### TO BE DONE
Copy out each line of the data holding "latynoskie".
[Start DATA SUPPLIED]
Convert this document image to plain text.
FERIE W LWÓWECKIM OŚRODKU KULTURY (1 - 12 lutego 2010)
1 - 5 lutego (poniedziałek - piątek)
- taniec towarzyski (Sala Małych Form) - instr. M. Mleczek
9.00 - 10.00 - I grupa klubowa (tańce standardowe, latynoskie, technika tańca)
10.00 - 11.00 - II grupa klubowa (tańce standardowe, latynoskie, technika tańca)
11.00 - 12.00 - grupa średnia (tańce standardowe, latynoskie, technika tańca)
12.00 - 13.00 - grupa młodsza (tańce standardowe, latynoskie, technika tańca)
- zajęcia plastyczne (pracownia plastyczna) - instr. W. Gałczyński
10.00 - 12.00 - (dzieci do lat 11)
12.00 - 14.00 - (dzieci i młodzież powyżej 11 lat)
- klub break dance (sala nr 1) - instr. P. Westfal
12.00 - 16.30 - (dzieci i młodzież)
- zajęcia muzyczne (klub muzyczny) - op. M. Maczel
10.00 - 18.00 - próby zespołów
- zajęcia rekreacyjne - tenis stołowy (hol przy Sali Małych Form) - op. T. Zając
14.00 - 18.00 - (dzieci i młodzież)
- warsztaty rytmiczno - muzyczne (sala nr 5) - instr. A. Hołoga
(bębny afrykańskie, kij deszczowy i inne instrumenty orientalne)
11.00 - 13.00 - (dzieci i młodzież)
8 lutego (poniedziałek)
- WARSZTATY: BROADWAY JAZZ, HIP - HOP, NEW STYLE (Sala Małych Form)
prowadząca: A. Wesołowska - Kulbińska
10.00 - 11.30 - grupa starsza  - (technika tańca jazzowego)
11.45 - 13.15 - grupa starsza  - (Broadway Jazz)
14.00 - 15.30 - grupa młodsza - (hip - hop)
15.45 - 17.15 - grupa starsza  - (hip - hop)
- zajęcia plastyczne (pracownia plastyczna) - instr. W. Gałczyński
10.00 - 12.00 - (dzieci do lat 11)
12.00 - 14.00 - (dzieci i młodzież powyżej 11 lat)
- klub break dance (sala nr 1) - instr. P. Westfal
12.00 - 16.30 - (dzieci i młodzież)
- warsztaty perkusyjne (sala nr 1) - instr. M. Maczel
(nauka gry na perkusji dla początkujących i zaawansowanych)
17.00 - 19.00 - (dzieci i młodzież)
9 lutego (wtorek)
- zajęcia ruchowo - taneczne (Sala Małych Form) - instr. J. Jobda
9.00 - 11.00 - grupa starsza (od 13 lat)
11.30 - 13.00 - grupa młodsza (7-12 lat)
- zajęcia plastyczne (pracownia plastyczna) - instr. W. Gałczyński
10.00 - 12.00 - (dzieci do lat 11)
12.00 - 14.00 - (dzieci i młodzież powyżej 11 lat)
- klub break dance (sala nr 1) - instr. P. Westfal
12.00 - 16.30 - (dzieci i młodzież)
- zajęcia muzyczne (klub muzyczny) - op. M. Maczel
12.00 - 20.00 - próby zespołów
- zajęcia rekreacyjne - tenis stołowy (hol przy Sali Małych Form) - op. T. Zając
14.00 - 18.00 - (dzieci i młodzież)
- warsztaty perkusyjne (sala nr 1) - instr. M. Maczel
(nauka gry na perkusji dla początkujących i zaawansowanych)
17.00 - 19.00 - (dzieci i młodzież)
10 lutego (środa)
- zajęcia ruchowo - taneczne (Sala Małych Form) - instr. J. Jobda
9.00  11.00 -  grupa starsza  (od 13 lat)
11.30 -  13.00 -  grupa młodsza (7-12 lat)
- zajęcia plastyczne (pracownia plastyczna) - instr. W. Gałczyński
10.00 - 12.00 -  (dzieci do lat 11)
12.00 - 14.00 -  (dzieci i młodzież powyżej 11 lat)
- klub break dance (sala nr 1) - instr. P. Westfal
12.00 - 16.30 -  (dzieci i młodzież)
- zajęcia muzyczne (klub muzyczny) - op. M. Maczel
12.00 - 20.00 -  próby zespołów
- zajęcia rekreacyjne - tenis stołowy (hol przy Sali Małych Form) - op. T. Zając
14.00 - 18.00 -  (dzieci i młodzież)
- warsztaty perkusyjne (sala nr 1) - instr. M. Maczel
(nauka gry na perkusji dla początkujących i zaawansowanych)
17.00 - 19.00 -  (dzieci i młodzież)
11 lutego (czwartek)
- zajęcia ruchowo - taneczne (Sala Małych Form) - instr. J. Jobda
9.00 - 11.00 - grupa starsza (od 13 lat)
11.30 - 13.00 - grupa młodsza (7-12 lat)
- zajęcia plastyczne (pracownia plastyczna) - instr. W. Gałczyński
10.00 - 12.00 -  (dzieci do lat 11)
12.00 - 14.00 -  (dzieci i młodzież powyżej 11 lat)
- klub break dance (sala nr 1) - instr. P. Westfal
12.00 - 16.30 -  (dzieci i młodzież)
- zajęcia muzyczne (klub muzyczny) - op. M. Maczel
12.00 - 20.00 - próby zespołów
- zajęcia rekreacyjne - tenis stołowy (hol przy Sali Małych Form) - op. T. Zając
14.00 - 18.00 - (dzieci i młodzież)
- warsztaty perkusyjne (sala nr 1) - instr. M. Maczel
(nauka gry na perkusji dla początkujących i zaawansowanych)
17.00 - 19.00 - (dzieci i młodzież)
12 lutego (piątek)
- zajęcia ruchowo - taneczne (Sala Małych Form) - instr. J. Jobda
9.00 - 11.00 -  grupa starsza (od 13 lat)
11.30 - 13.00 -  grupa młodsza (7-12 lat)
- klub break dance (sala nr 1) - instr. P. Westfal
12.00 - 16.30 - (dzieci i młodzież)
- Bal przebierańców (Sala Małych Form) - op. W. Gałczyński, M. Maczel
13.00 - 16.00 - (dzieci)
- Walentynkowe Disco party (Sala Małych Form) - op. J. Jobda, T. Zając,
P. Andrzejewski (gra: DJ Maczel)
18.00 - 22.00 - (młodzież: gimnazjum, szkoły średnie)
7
[End DATA SUPPLIED]
[Start DATA SUPPLIED]
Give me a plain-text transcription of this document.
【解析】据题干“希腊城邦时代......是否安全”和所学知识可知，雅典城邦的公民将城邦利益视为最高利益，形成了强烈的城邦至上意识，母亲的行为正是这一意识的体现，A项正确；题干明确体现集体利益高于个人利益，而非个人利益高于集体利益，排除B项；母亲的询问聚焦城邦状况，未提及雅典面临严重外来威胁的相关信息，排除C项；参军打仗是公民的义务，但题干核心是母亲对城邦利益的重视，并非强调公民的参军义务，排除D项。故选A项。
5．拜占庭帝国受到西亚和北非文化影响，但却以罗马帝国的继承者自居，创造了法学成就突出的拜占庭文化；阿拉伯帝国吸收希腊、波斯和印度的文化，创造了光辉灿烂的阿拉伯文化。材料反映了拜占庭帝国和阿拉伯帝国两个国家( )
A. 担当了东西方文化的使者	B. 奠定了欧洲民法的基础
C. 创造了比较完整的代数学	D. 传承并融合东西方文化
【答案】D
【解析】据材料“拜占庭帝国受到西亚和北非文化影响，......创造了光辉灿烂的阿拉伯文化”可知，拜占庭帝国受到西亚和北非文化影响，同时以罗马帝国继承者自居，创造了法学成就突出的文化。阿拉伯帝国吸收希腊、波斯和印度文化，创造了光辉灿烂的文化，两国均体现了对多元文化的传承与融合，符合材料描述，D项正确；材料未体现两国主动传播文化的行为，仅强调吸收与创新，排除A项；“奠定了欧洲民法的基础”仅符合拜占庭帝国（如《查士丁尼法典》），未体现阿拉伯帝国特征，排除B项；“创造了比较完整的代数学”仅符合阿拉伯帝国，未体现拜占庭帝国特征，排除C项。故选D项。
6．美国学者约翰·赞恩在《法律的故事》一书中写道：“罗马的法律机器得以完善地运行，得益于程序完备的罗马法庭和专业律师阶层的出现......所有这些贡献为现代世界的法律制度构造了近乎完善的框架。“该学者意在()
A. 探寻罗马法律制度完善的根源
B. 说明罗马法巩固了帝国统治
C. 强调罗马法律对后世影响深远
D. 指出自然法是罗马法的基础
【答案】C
[End DATA SUPPLIED]
### TASK ANSWER
9.00 - 10.00 - I grupa klubowa (tańce standardowe, latynoskie, technika tańca)
10.00 - 11.00 - II grupa klubowa (tańce standardowe, latynoskie, technika tańca)
11.00 - 12.00 - grupa średnia (tańce standardowe, latynoskie, technika tańca)
12.00 - 13.00 - grupa młodsza (tańce standardowe, latynoskie, technika tańca)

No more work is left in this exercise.